* **Records from a data collection**:
◇ ◇ ◇

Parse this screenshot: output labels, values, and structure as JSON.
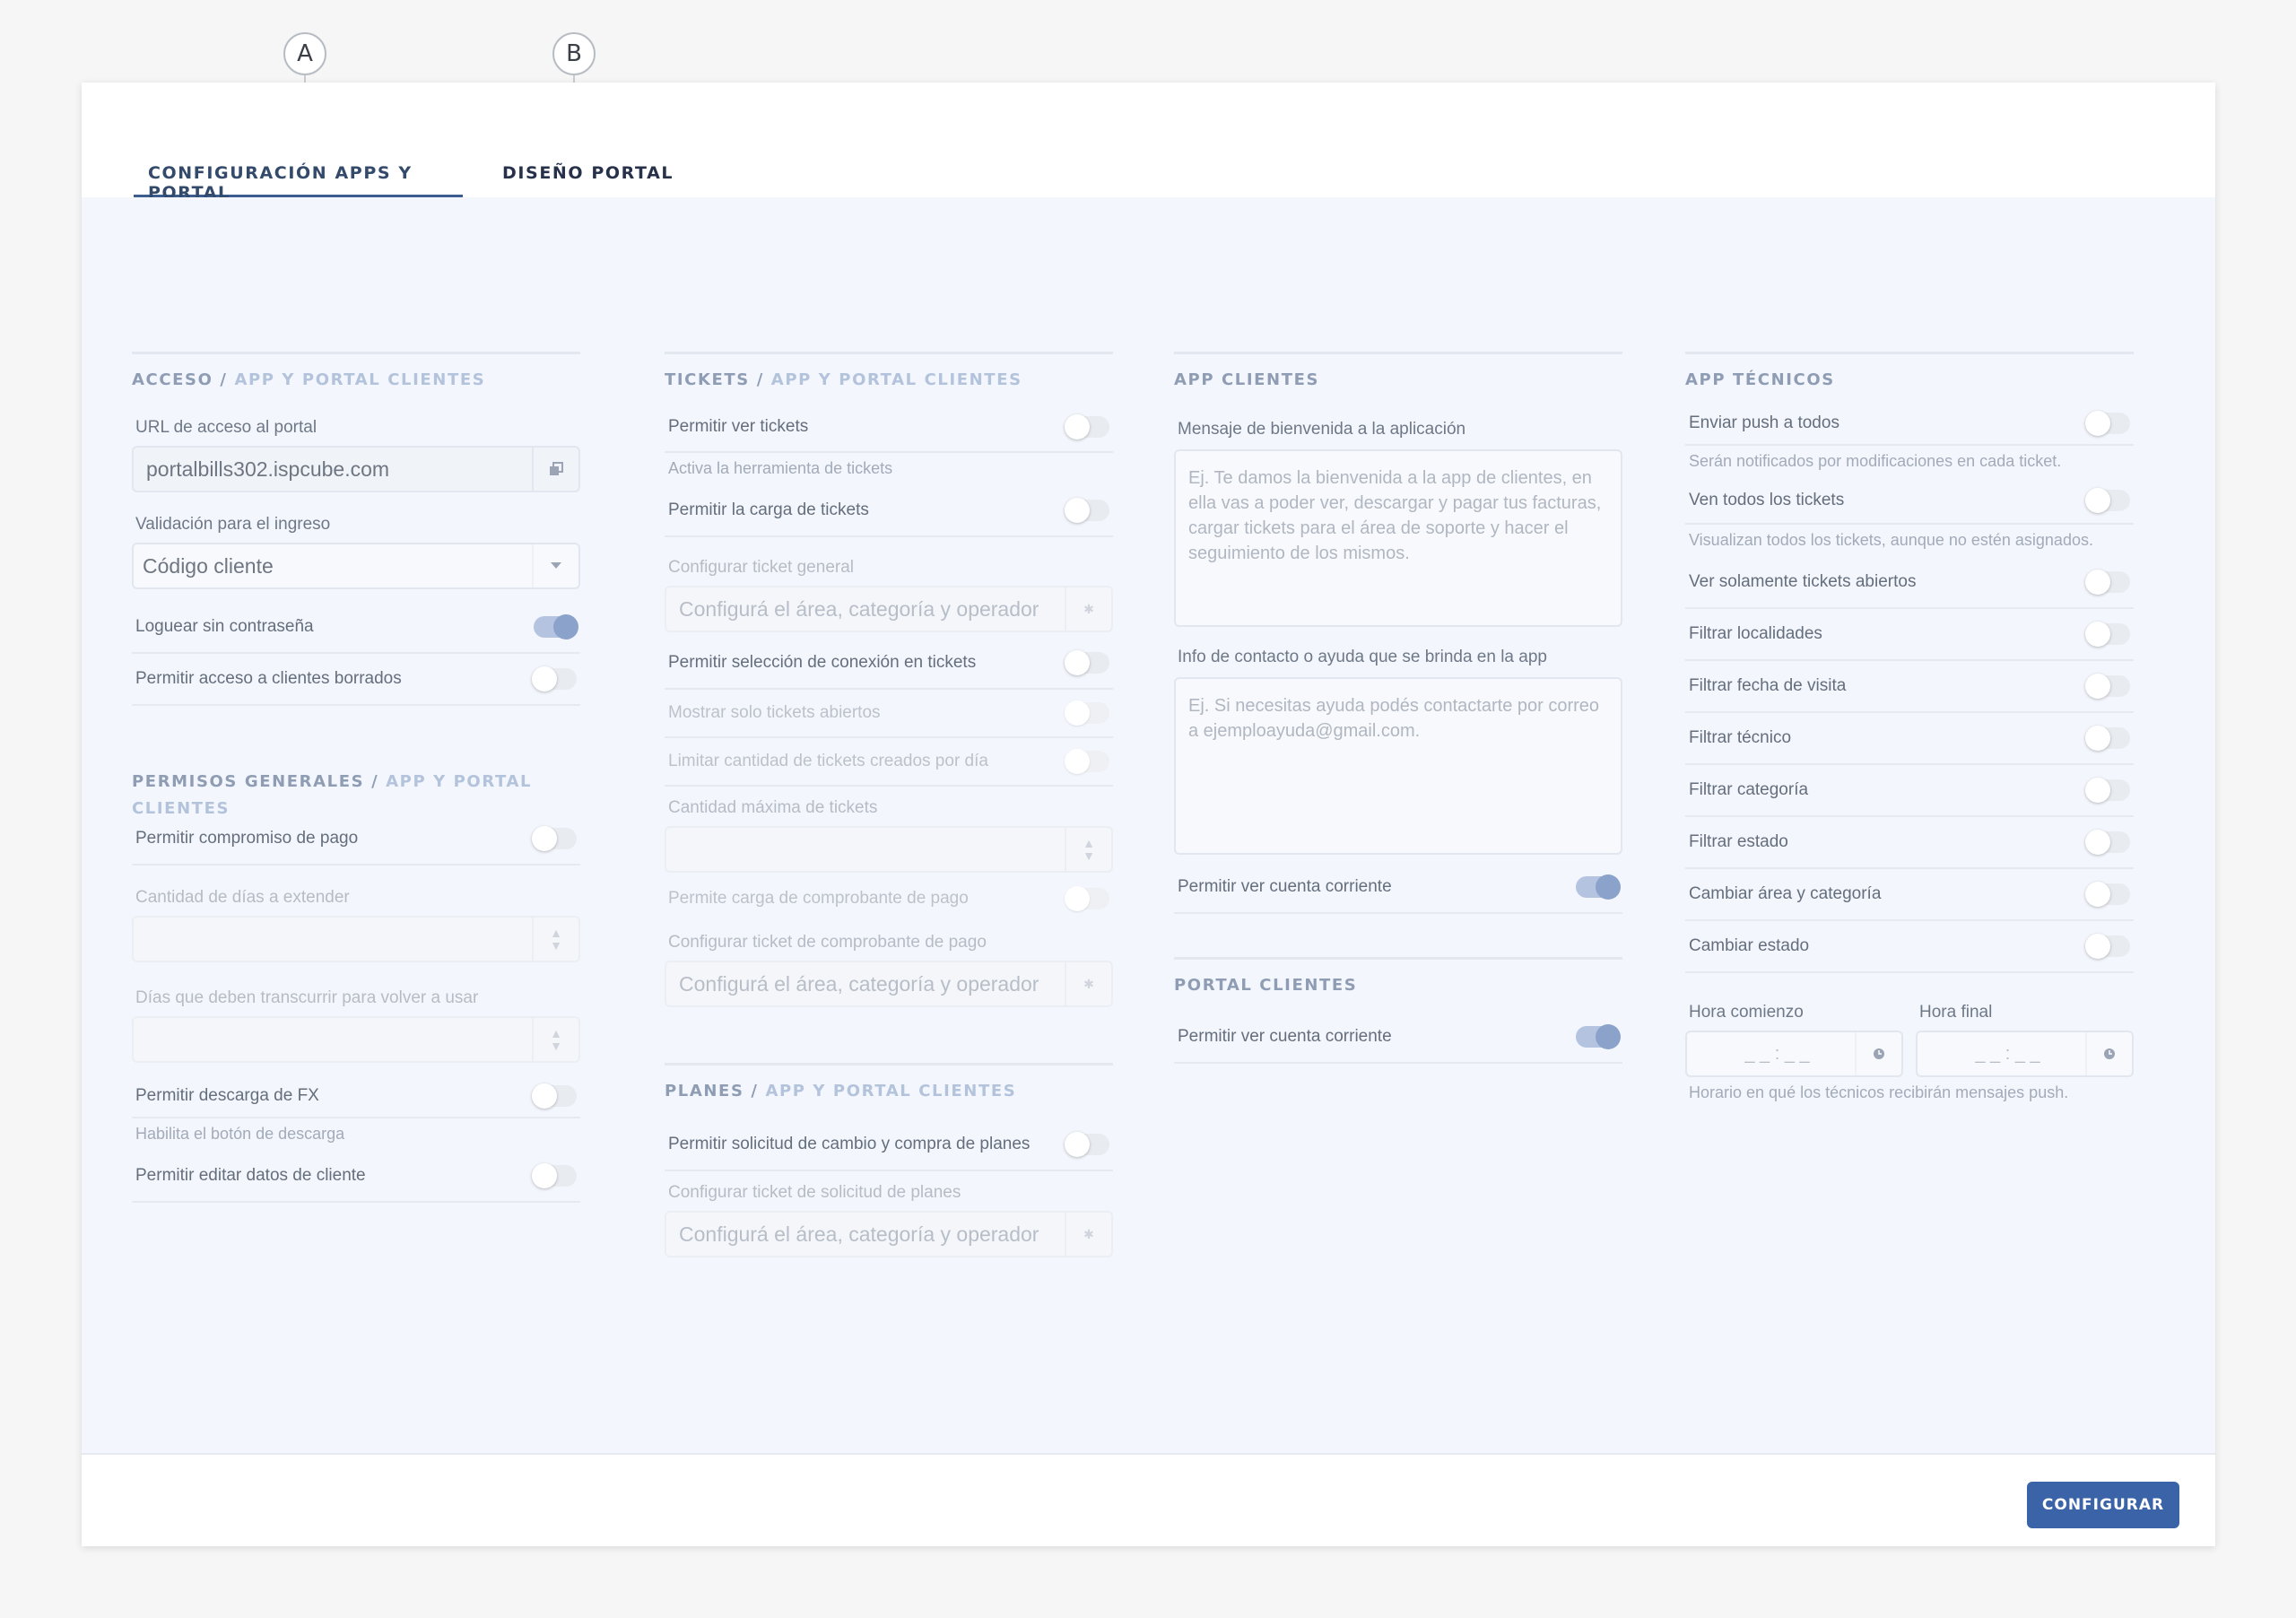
{
  "markers": [
    {
      "letter": "A"
    },
    {
      "letter": "B"
    }
  ],
  "tabs": [
    {
      "label": "CONFIGURACIÓN APPS Y PORTAL",
      "active": true
    },
    {
      "label": "DISEÑO PORTAL",
      "active": false
    }
  ],
  "acceso": {
    "title": "ACCESO",
    "subtitle": "APP Y PORTAL CLIENTES",
    "url_label": "URL de acceso al portal",
    "url_value": "portalbills302.ispcube.com",
    "validacion_label": "Validación para el ingreso",
    "validacion_value": "Código cliente",
    "rows": [
      {
        "label": "Loguear sin contraseña",
        "on": true
      },
      {
        "label": "Permitir acceso a clientes borrados",
        "on": false
      }
    ]
  },
  "permisos": {
    "title": "PERMISOS GENERALES",
    "subtitle": "APP Y PORTAL CLIENTES",
    "compromiso": "Permitir compromiso de pago",
    "dias_extender": "Cantidad de días a extender",
    "dias_volver": "Días que deben transcurrir para volver a usar",
    "descarga_fx": "Permitir descarga de FX",
    "descarga_hint": "Habilita el botón de descarga",
    "editar_datos": "Permitir editar datos de cliente"
  },
  "tickets": {
    "title": "TICKETS",
    "subtitle": "APP Y PORTAL CLIENTES",
    "ver": "Permitir ver tickets",
    "ver_hint": "Activa la herramienta de tickets",
    "carga": "Permitir la carga de tickets",
    "config_general_label": "Configurar ticket general",
    "config_placeholder": "Configurá el área, categoría y operador",
    "seleccion_conexion": "Permitir selección de conexión en tickets",
    "solo_abiertos": "Mostrar solo tickets abiertos",
    "limitar": "Limitar cantidad de tickets creados por día",
    "cantidad_max": "Cantidad máxima de tickets",
    "comprobante": "Permite carga de comprobante de pago",
    "config_comprobante_label": "Configurar ticket de comprobante de pago"
  },
  "planes": {
    "title": "PLANES",
    "subtitle": "APP Y PORTAL CLIENTES",
    "solicitud": "Permitir solicitud de cambio y compra de planes",
    "config_label": "Configurar ticket de solicitud de planes",
    "config_placeholder": "Configurá el área, categoría y operador"
  },
  "app_clientes": {
    "title": "APP CLIENTES",
    "bienvenida_label": "Mensaje de bienvenida a la aplicación",
    "bienvenida_placeholder": "Ej. Te damos la bienvenida a la app de clientes, en ella vas a poder ver, descargar y pagar tus facturas, cargar tickets para el área de soporte y hacer el seguimiento de los mismos.",
    "contacto_label": "Info de contacto o ayuda que se brinda en la app",
    "contacto_placeholder": "Ej. Si necesitas ayuda podés contactarte por correo a ejemploayuda@gmail.com.",
    "cuenta_corriente": "Permitir ver cuenta corriente"
  },
  "portal_clientes": {
    "title": "PORTAL CLIENTES",
    "cuenta_corriente": "Permitir ver cuenta corriente"
  },
  "app_tecnicos": {
    "title": "APP TÉCNICOS",
    "push": "Enviar push a todos",
    "push_hint": "Serán notificados por modificaciones en cada ticket.",
    "ven_todos": "Ven todos los tickets",
    "ven_todos_hint": "Visualizan todos los tickets, aunque no estén asignados.",
    "rows": [
      "Ver solamente tickets abiertos",
      "Filtrar localidades",
      "Filtrar fecha de visita",
      "Filtrar técnico",
      "Filtrar categoría",
      "Filtrar estado",
      "Cambiar área y categoría",
      "Cambiar estado"
    ],
    "hora_comienzo": "Hora comienzo",
    "hora_final": "Hora final",
    "hora_placeholder": "_ _ : _ _",
    "hora_hint": "Horario en qué los técnicos recibirán mensajes push."
  },
  "footer": {
    "configurar": "CONFIGURAR"
  }
}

◇ ◇ ◇

* **Do this**: Supply the count of lines in the entries that contain the word "todos", and nothing besides.

* **Response to the task**: 3